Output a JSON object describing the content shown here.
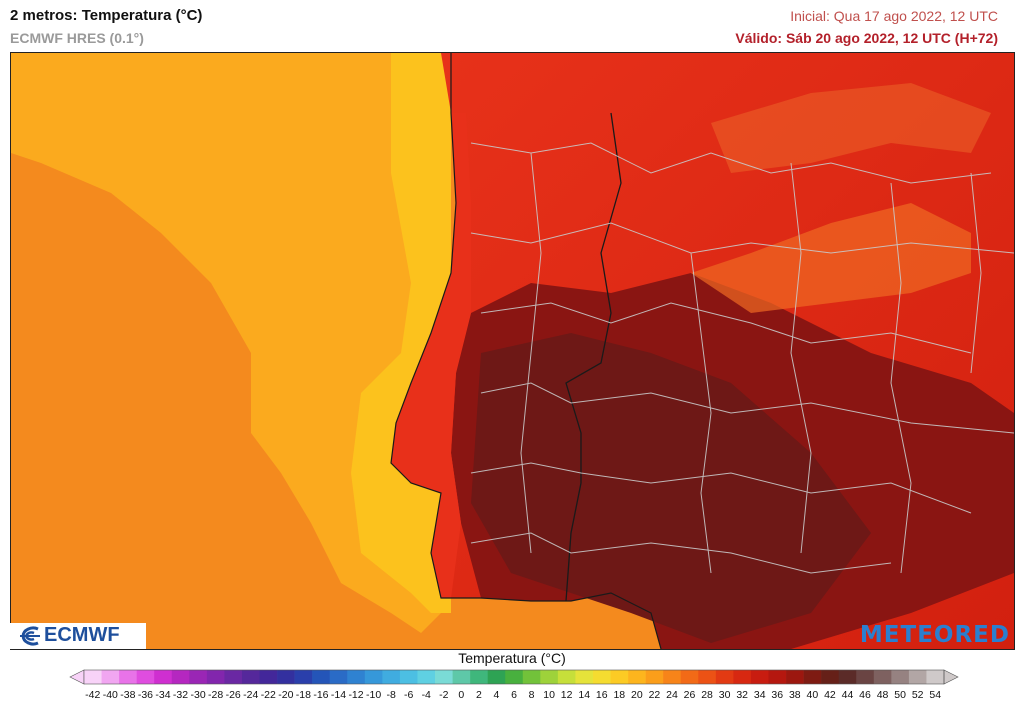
{
  "header": {
    "title": "2 metros: Temperatura (°C)",
    "model": "ECMWF HRES (0.1°)",
    "init": "Inicial: Qua 17 ago 2022, 12 UTC",
    "valid": "Válido: Sáb 20 ago 2022, 12 UTC (H+72)"
  },
  "logos": {
    "ecmwf": "ECMWF",
    "meteored": "METEORED"
  },
  "legend": {
    "title": "Temperatura (°C)",
    "ticks": [
      "-42",
      "-40",
      "-38",
      "-36",
      "-34",
      "-32",
      "-30",
      "-28",
      "-26",
      "-24",
      "-22",
      "-20",
      "-18",
      "-16",
      "-14",
      "-12",
      "-10",
      "-8",
      "-6",
      "-4",
      "-2",
      "0",
      "2",
      "4",
      "6",
      "8",
      "10",
      "12",
      "14",
      "16",
      "18",
      "20",
      "22",
      "24",
      "26",
      "28",
      "30",
      "32",
      "34",
      "36",
      "38",
      "40",
      "42",
      "44",
      "46",
      "48",
      "50",
      "52",
      "54"
    ],
    "colors": [
      "#f8d3f8",
      "#f1a6f1",
      "#e873e8",
      "#df4ddf",
      "#cf2fd0",
      "#b527c0",
      "#9a26b5",
      "#8226ad",
      "#6a28a3",
      "#55289b",
      "#43279a",
      "#33309f",
      "#2a3fab",
      "#2455b8",
      "#2a6bc6",
      "#2f82d1",
      "#3698da",
      "#40ace0",
      "#4cbfe3",
      "#5fd0e2",
      "#7adbd6",
      "#5ec8a8",
      "#3fb77c",
      "#2ea354",
      "#48b03e",
      "#72c23a",
      "#9ed23a",
      "#c6df3a",
      "#e5e33a",
      "#f5dc30",
      "#fccb24",
      "#fdb51d",
      "#fb9e1a",
      "#f78419",
      "#f26a17",
      "#ec5215",
      "#e23a13",
      "#d72811",
      "#c81c10",
      "#b5170f",
      "#9c170f",
      "#7e1b12",
      "#662018",
      "#5b2b28",
      "#6a4443",
      "#7e6160",
      "#968281",
      "#b2a6a5",
      "#cfc9c9"
    ]
  }
}
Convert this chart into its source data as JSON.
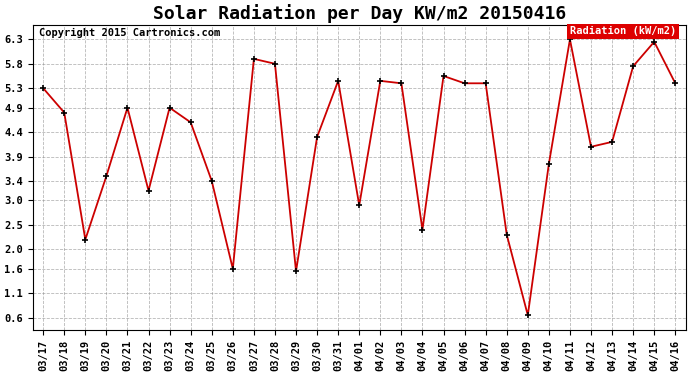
{
  "title": "Solar Radiation per Day KW/m2 20150416",
  "copyright": "Copyright 2015 Cartronics.com",
  "legend_label": "Radiation (kW/m2)",
  "dates": [
    "03/17",
    "03/18",
    "03/19",
    "03/20",
    "03/21",
    "03/22",
    "03/23",
    "03/24",
    "03/25",
    "03/26",
    "03/27",
    "03/28",
    "03/29",
    "03/30",
    "03/31",
    "04/01",
    "04/02",
    "04/03",
    "04/04",
    "04/05",
    "04/06",
    "04/07",
    "04/08",
    "04/09",
    "04/10",
    "04/11",
    "04/12",
    "04/13",
    "04/14",
    "04/15",
    "04/16"
  ],
  "values": [
    5.3,
    4.8,
    2.2,
    3.5,
    4.9,
    3.2,
    4.9,
    4.6,
    3.4,
    1.6,
    5.9,
    5.8,
    1.55,
    4.3,
    5.45,
    2.9,
    5.45,
    5.4,
    2.4,
    5.55,
    5.4,
    5.4,
    2.3,
    0.65,
    3.75,
    6.3,
    4.1,
    4.2,
    5.75,
    6.25,
    5.4
  ],
  "line_color": "#cc0000",
  "marker_color": "#000000",
  "background_color": "#ffffff",
  "plot_bg_color": "#ffffff",
  "grid_color": "#888888",
  "ylim": [
    0.35,
    6.6
  ],
  "yticks": [
    0.6,
    1.1,
    1.6,
    2.0,
    2.5,
    3.0,
    3.4,
    3.9,
    4.4,
    4.9,
    5.3,
    5.8,
    6.3
  ],
  "legend_bg": "#dd0000",
  "legend_text_color": "#ffffff",
  "title_fontsize": 13,
  "tick_fontsize": 7.5,
  "copyright_fontsize": 7.5
}
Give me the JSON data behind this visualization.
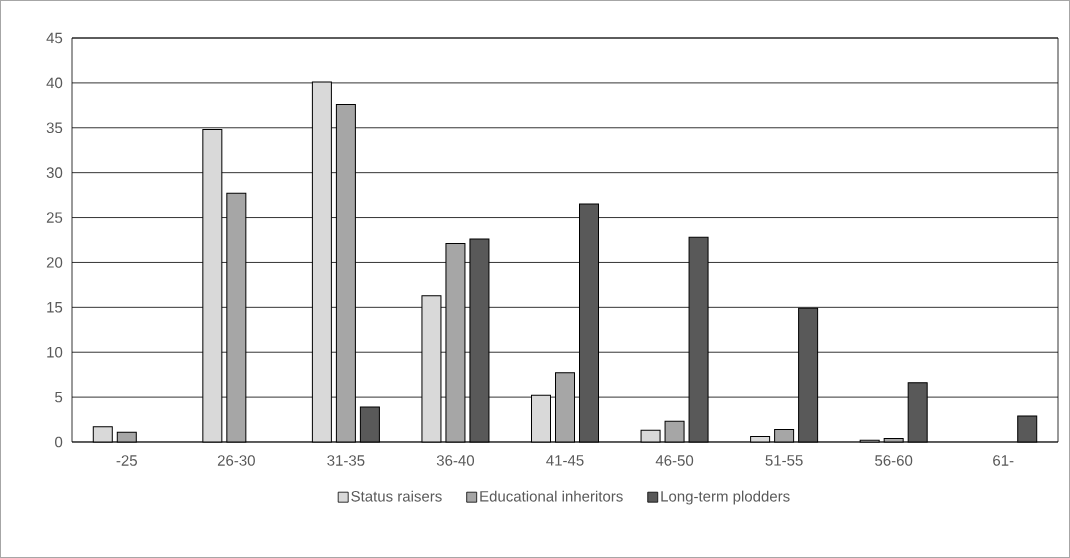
{
  "chart_data": {
    "type": "bar",
    "categories": [
      "-25",
      "26-30",
      "31-35",
      "36-40",
      "41-45",
      "46-50",
      "51-55",
      "56-60",
      "61-"
    ],
    "series": [
      {
        "name": "Status raisers",
        "color": "#d9d9d9",
        "values": [
          1.7,
          34.8,
          40.1,
          16.3,
          5.2,
          1.3,
          0.6,
          0.2,
          null
        ]
      },
      {
        "name": "Educational inheritors",
        "color": "#a6a6a6",
        "values": [
          1.1,
          27.7,
          37.6,
          22.1,
          7.7,
          2.3,
          1.4,
          0.4,
          null
        ]
      },
      {
        "name": "Long-term plodders",
        "color": "#595959",
        "values": [
          null,
          null,
          3.9,
          22.6,
          26.5,
          22.8,
          14.9,
          6.6,
          2.9
        ]
      }
    ],
    "ylim": [
      0,
      45
    ],
    "yticks": [
      0,
      5,
      10,
      15,
      20,
      25,
      30,
      35,
      40,
      45
    ],
    "grid": "y",
    "legend": "bottom"
  }
}
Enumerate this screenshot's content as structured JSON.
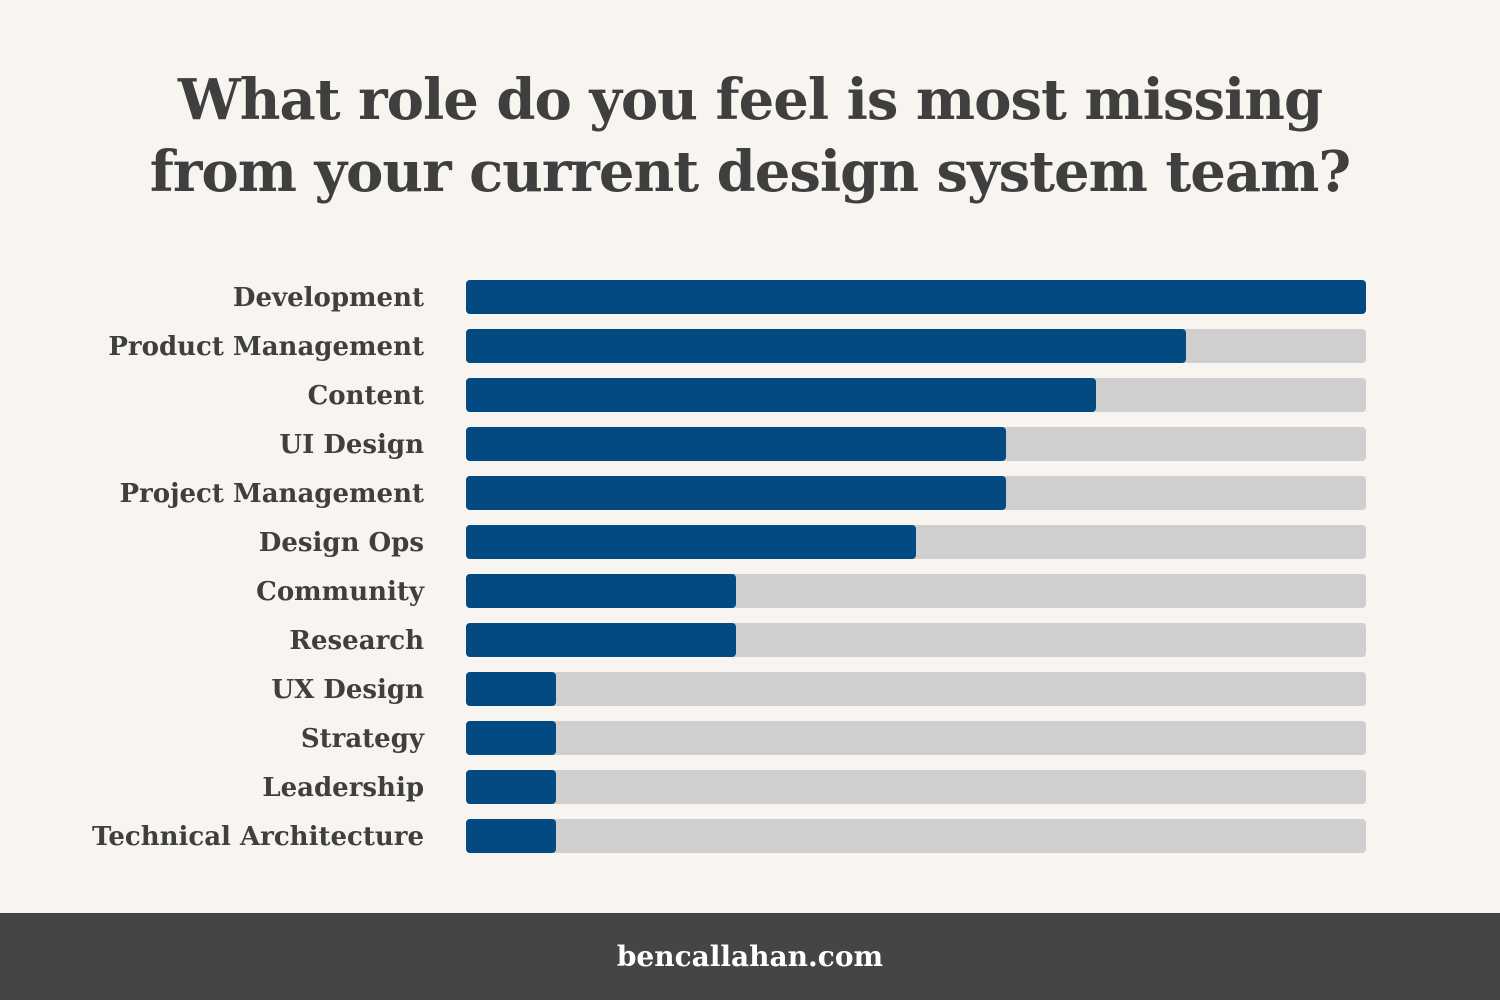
{
  "title_lines": [
    "What role do you feel is most missing",
    "from your current design system team?"
  ],
  "footer_text": "bencallahan.com",
  "colors": {
    "background": "#f8f4f0",
    "bar": "#034a82",
    "track": "#cfcfcf",
    "text": "#3f3f3f",
    "footer": "#454545"
  },
  "chart_data": {
    "type": "bar",
    "orientation": "horizontal",
    "title": "What role do you feel is most missing from your current design system team?",
    "categories": [
      "Development",
      "Product Management",
      "Content",
      "UI Design",
      "Project Management",
      "Design Ops",
      "Community",
      "Research",
      "UX Design",
      "Strategy",
      "Leadership",
      "Technical Architecture"
    ],
    "values": [
      10,
      8,
      7,
      6,
      6,
      5,
      3,
      3,
      1,
      1,
      1,
      1
    ],
    "xlim": [
      0,
      10
    ],
    "grid": false,
    "legend": "none"
  }
}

Stated task ::
Identify every line above that includes the word "role", and show those lines.

Complete answer ::
    "What role do you feel is most missing",
    "title": "What role do you feel is most missing from your current design system team?",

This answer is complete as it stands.